Set exercise ▸
Restate the listing below word for word, omitting any images.

Dataset rows ▸
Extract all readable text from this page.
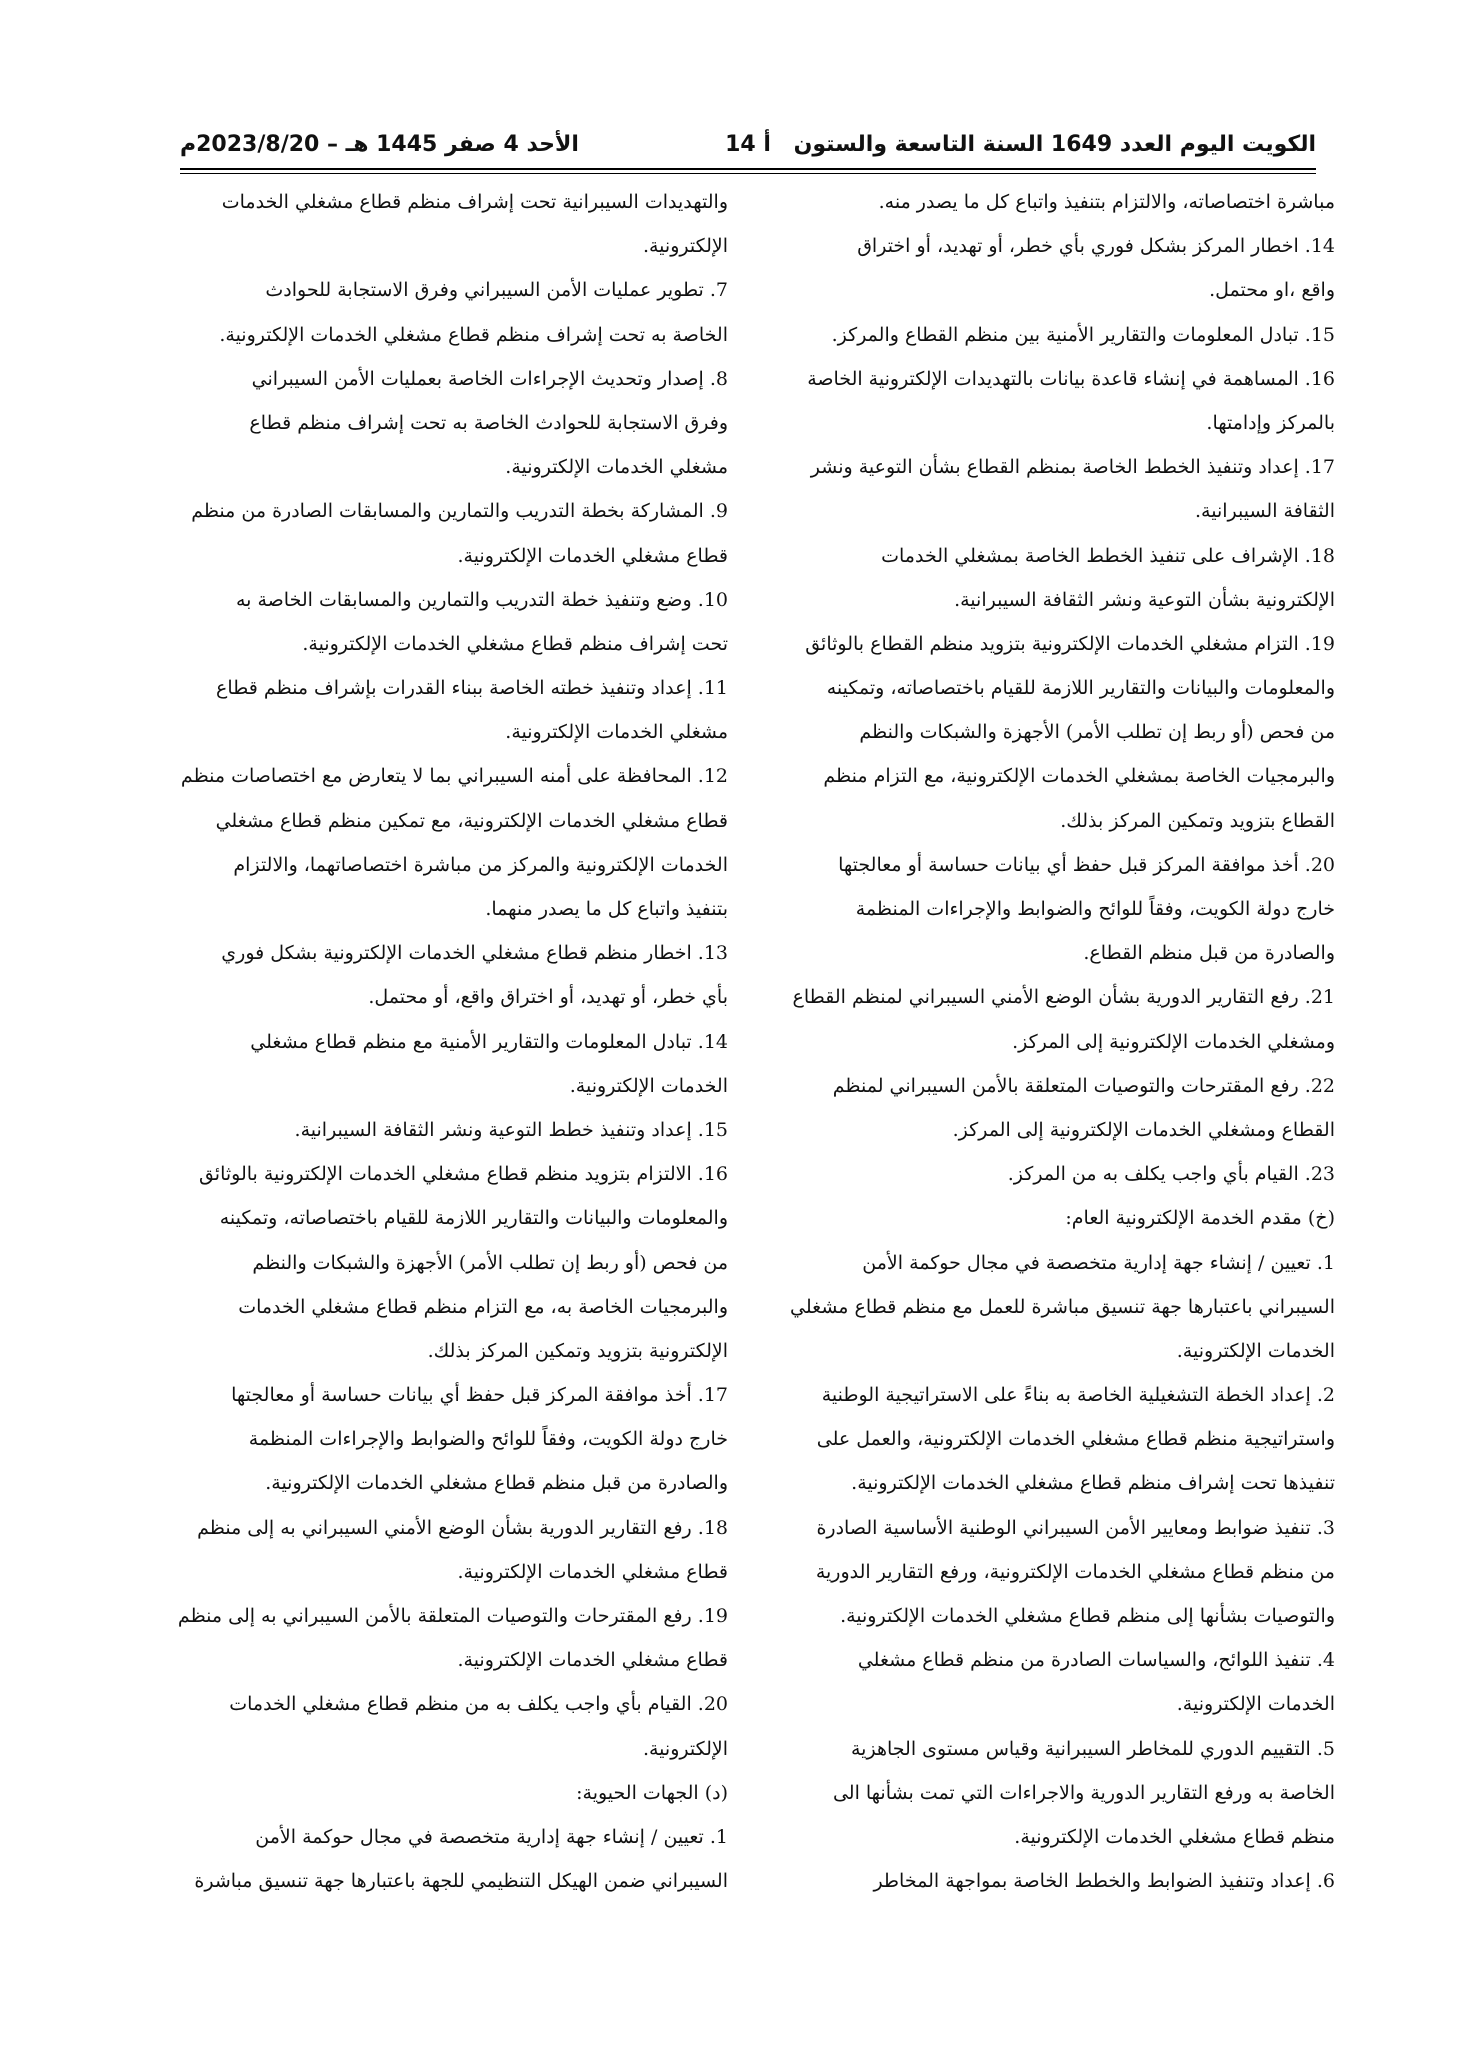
الكويت اليوم العدد 1649 السنة التاسعة والستون
أ 14
الأحد 4 صفر 1445 هـ – 2023/8/20م
مباشرة اختصاصاته، والالتزام بتنفيذ واتباع كل ما يصدر منه.
14. اخطار المركز بشكل فوري بأي خطر، أو تهديد، أو اختراق
واقع ،او محتمل.
15. تبادل المعلومات والتقارير الأمنية بين منظم القطاع والمركز.
16. المساهمة في إنشاء قاعدة بيانات بالتهديدات الإلكترونية الخاصة
بالمركز وإدامتها.
17. إعداد وتنفيذ الخطط الخاصة بمنظم القطاع بشأن التوعية ونشر
الثقافة السيبرانية.
18. الإشراف على تنفيذ الخطط الخاصة بمشغلي الخدمات
الإلكترونية بشأن التوعية ونشر الثقافة السيبرانية.
19. التزام مشغلي الخدمات الإلكترونية بتزويد منظم القطاع بالوثائق
والمعلومات والبيانات والتقارير اللازمة للقيام باختصاصاته، وتمكينه
من فحص (أو ربط إن تطلب الأمر) الأجهزة والشبكات والنظم
والبرمجيات الخاصة بمشغلي الخدمات الإلكترونية، مع التزام منظم
القطاع بتزويد وتمكين المركز بذلك.
20. أخذ موافقة المركز قبل حفظ أي بيانات حساسة أو معالجتها
خارج دولة الكويت، وفقاً للوائح والضوابط والإجراءات المنظمة
والصادرة من قبل منظم القطاع.
21. رفع التقارير الدورية بشأن الوضع الأمني السيبراني لمنظم القطاع
ومشغلي الخدمات الإلكترونية إلى المركز.
22. رفع المقترحات والتوصيات المتعلقة بالأمن السيبراني لمنظم
القطاع ومشغلي الخدمات الإلكترونية إلى المركز.
23. القيام بأي واجب يكلف به من المركز.
(خ) مقدم الخدمة الإلكترونية العام:
1. تعيين / إنشاء جهة إدارية متخصصة في مجال حوكمة الأمن
السيبراني باعتبارها جهة تنسيق مباشرة للعمل مع منظم قطاع مشغلي
الخدمات الإلكترونية.
2. إعداد الخطة التشغيلية الخاصة به بناءً على الاستراتيجية الوطنية
واستراتيجية منظم قطاع مشغلي الخدمات الإلكترونية، والعمل على
تنفيذها تحت إشراف منظم قطاع مشغلي الخدمات الإلكترونية.
3. تنفيذ ضوابط ومعايير الأمن السيبراني الوطنية الأساسية الصادرة
من منظم قطاع مشغلي الخدمات الإلكترونية، ورفع التقارير الدورية
والتوصيات بشأنها إلى منظم قطاع مشغلي الخدمات الإلكترونية.
4. تنفيذ اللوائح، والسياسات الصادرة من منظم قطاع مشغلي
الخدمات الإلكترونية.
5. التقييم الدوري للمخاطر السيبرانية وقياس مستوى الجاهزية
الخاصة به ورفع التقارير الدورية والاجراءات التي تمت بشأنها الى
منظم قطاع مشغلي الخدمات الإلكترونية.
6. إعداد وتنفيذ الضوابط والخطط الخاصة بمواجهة المخاطر
والتهديدات السيبرانية تحت إشراف منظم قطاع مشغلي الخدمات
الإلكترونية.
7. تطوير عمليات الأمن السيبراني وفرق الاستجابة للحوادث
الخاصة به تحت إشراف منظم قطاع مشغلي الخدمات الإلكترونية.
8. إصدار وتحديث الإجراءات الخاصة بعمليات الأمن السيبراني
وفرق الاستجابة للحوادث الخاصة به تحت إشراف منظم قطاع
مشغلي الخدمات الإلكترونية.
9. المشاركة بخطة التدريب والتمارين والمسابقات الصادرة من منظم
قطاع مشغلي الخدمات الإلكترونية.
10. وضع وتنفيذ خطة التدريب والتمارين والمسابقات الخاصة به
تحت إشراف منظم قطاع مشغلي الخدمات الإلكترونية.
11. إعداد وتنفيذ خطته الخاصة ببناء القدرات بإشراف منظم قطاع
مشغلي الخدمات الإلكترونية.
12. المحافظة على أمنه السيبراني بما لا يتعارض مع اختصاصات منظم
قطاع مشغلي الخدمات الإلكترونية، مع تمكين منظم قطاع مشغلي
الخدمات الإلكترونية والمركز من مباشرة اختصاصاتهما، والالتزام
بتنفيذ واتباع كل ما يصدر منهما.
13. اخطار منظم قطاع مشغلي الخدمات الإلكترونية بشكل فوري
بأي خطر، أو تهديد، أو اختراق واقع، أو محتمل.
14. تبادل المعلومات والتقارير الأمنية مع منظم قطاع مشغلي
الخدمات الإلكترونية.
15. إعداد وتنفيذ خطط التوعية ونشر الثقافة السيبرانية.
16. الالتزام بتزويد منظم قطاع مشغلي الخدمات الإلكترونية بالوثائق
والمعلومات والبيانات والتقارير اللازمة للقيام باختصاصاته، وتمكينه
من فحص (أو ربط إن تطلب الأمر) الأجهزة والشبكات والنظم
والبرمجيات الخاصة به، مع التزام منظم قطاع مشغلي الخدمات
الإلكترونية بتزويد وتمكين المركز بذلك.
17. أخذ موافقة المركز قبل حفظ أي بيانات حساسة أو معالجتها
خارج دولة الكويت، وفقاً للوائح والضوابط والإجراءات المنظمة
والصادرة من قبل منظم قطاع مشغلي الخدمات الإلكترونية.
18. رفع التقارير الدورية بشأن الوضع الأمني السيبراني به إلى منظم
قطاع مشغلي الخدمات الإلكترونية.
19. رفع المقترحات والتوصيات المتعلقة بالأمن السيبراني به إلى منظم
قطاع مشغلي الخدمات الإلكترونية.
20. القيام بأي واجب يكلف به من منظم قطاع مشغلي الخدمات
الإلكترونية.
(د) الجهات الحيوية:
1. تعيين / إنشاء جهة إدارية متخصصة في مجال حوكمة الأمن
السيبراني ضمن الهيكل التنظيمي للجهة باعتبارها جهة تنسيق مباشرة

Reply ▸
Extract all readable text from this page.
الكويت اليوم العدد 1649 السنة التاسعة والستون
أ 14
الأحد 4 صفر 1445 هـ – 2023/8/20م
مباشرة اختصاصاته، والالتزام بتنفيذ واتباع كل ما يصدر منه.
14. اخطار المركز بشكل فوري بأي خطر، أو تهديد، أو اختراق
واقع ،او محتمل.
15. تبادل المعلومات والتقارير الأمنية بين منظم القطاع والمركز.
16. المساهمة في إنشاء قاعدة بيانات بالتهديدات الإلكترونية الخاصة
بالمركز وإدامتها.
17. إعداد وتنفيذ الخطط الخاصة بمنظم القطاع بشأن التوعية ونشر
الثقافة السيبرانية.
18. الإشراف على تنفيذ الخطط الخاصة بمشغلي الخدمات
الإلكترونية بشأن التوعية ونشر الثقافة السيبرانية.
19. التزام مشغلي الخدمات الإلكترونية بتزويد منظم القطاع بالوثائق
والمعلومات والبيانات والتقارير اللازمة للقيام باختصاصاته، وتمكينه
من فحص (أو ربط إن تطلب الأمر) الأجهزة والشبكات والنظم
والبرمجيات الخاصة بمشغلي الخدمات الإلكترونية، مع التزام منظم
القطاع بتزويد وتمكين المركز بذلك.
20. أخذ موافقة المركز قبل حفظ أي بيانات حساسة أو معالجتها
خارج دولة الكويت، وفقاً للوائح والضوابط والإجراءات المنظمة
والصادرة من قبل منظم القطاع.
21. رفع التقارير الدورية بشأن الوضع الأمني السيبراني لمنظم القطاع
ومشغلي الخدمات الإلكترونية إلى المركز.
22. رفع المقترحات والتوصيات المتعلقة بالأمن السيبراني لمنظم
القطاع ومشغلي الخدمات الإلكترونية إلى المركز.
23. القيام بأي واجب يكلف به من المركز.
(خ) مقدم الخدمة الإلكترونية العام:
1. تعيين / إنشاء جهة إدارية متخصصة في مجال حوكمة الأمن
السيبراني باعتبارها جهة تنسيق مباشرة للعمل مع منظم قطاع مشغلي
الخدمات الإلكترونية.
2. إعداد الخطة التشغيلية الخاصة به بناءً على الاستراتيجية الوطنية
واستراتيجية منظم قطاع مشغلي الخدمات الإلكترونية، والعمل على
تنفيذها تحت إشراف منظم قطاع مشغلي الخدمات الإلكترونية.
3. تنفيذ ضوابط ومعايير الأمن السيبراني الوطنية الأساسية الصادرة
من منظم قطاع مشغلي الخدمات الإلكترونية، ورفع التقارير الدورية
والتوصيات بشأنها إلى منظم قطاع مشغلي الخدمات الإلكترونية.
4. تنفيذ اللوائح، والسياسات الصادرة من منظم قطاع مشغلي
الخدمات الإلكترونية.
5. التقييم الدوري للمخاطر السيبرانية وقياس مستوى الجاهزية
الخاصة به ورفع التقارير الدورية والاجراءات التي تمت بشأنها الى
منظم قطاع مشغلي الخدمات الإلكترونية.
6. إعداد وتنفيذ الضوابط والخطط الخاصة بمواجهة المخاطر
والتهديدات السيبرانية تحت إشراف منظم قطاع مشغلي الخدمات
الإلكترونية.
7. تطوير عمليات الأمن السيبراني وفرق الاستجابة للحوادث
الخاصة به تحت إشراف منظم قطاع مشغلي الخدمات الإلكترونية.
8. إصدار وتحديث الإجراءات الخاصة بعمليات الأمن السيبراني
وفرق الاستجابة للحوادث الخاصة به تحت إشراف منظم قطاع
مشغلي الخدمات الإلكترونية.
9. المشاركة بخطة التدريب والتمارين والمسابقات الصادرة من منظم
قطاع مشغلي الخدمات الإلكترونية.
10. وضع وتنفيذ خطة التدريب والتمارين والمسابقات الخاصة به
تحت إشراف منظم قطاع مشغلي الخدمات الإلكترونية.
11. إعداد وتنفيذ خطته الخاصة ببناء القدرات بإشراف منظم قطاع
مشغلي الخدمات الإلكترونية.
12. المحافظة على أمنه السيبراني بما لا يتعارض مع اختصاصات منظم
قطاع مشغلي الخدمات الإلكترونية، مع تمكين منظم قطاع مشغلي
الخدمات الإلكترونية والمركز من مباشرة اختصاصاتهما، والالتزام
بتنفيذ واتباع كل ما يصدر منهما.
13. اخطار منظم قطاع مشغلي الخدمات الإلكترونية بشكل فوري
بأي خطر، أو تهديد، أو اختراق واقع، أو محتمل.
14. تبادل المعلومات والتقارير الأمنية مع منظم قطاع مشغلي
الخدمات الإلكترونية.
15. إعداد وتنفيذ خطط التوعية ونشر الثقافة السيبرانية.
16. الالتزام بتزويد منظم قطاع مشغلي الخدمات الإلكترونية بالوثائق
والمعلومات والبيانات والتقارير اللازمة للقيام باختصاصاته، وتمكينه
من فحص (أو ربط إن تطلب الأمر) الأجهزة والشبكات والنظم
والبرمجيات الخاصة به، مع التزام منظم قطاع مشغلي الخدمات
الإلكترونية بتزويد وتمكين المركز بذلك.
17. أخذ موافقة المركز قبل حفظ أي بيانات حساسة أو معالجتها
خارج دولة الكويت، وفقاً للوائح والضوابط والإجراءات المنظمة
والصادرة من قبل منظم قطاع مشغلي الخدمات الإلكترونية.
18. رفع التقارير الدورية بشأن الوضع الأمني السيبراني به إلى منظم
قطاع مشغلي الخدمات الإلكترونية.
19. رفع المقترحات والتوصيات المتعلقة بالأمن السيبراني به إلى منظم
قطاع مشغلي الخدمات الإلكترونية.
20. القيام بأي واجب يكلف به من منظم قطاع مشغلي الخدمات
الإلكترونية.
(د) الجهات الحيوية:
1. تعيين / إنشاء جهة إدارية متخصصة في مجال حوكمة الأمن
السيبراني ضمن الهيكل التنظيمي للجهة باعتبارها جهة تنسيق مباشرة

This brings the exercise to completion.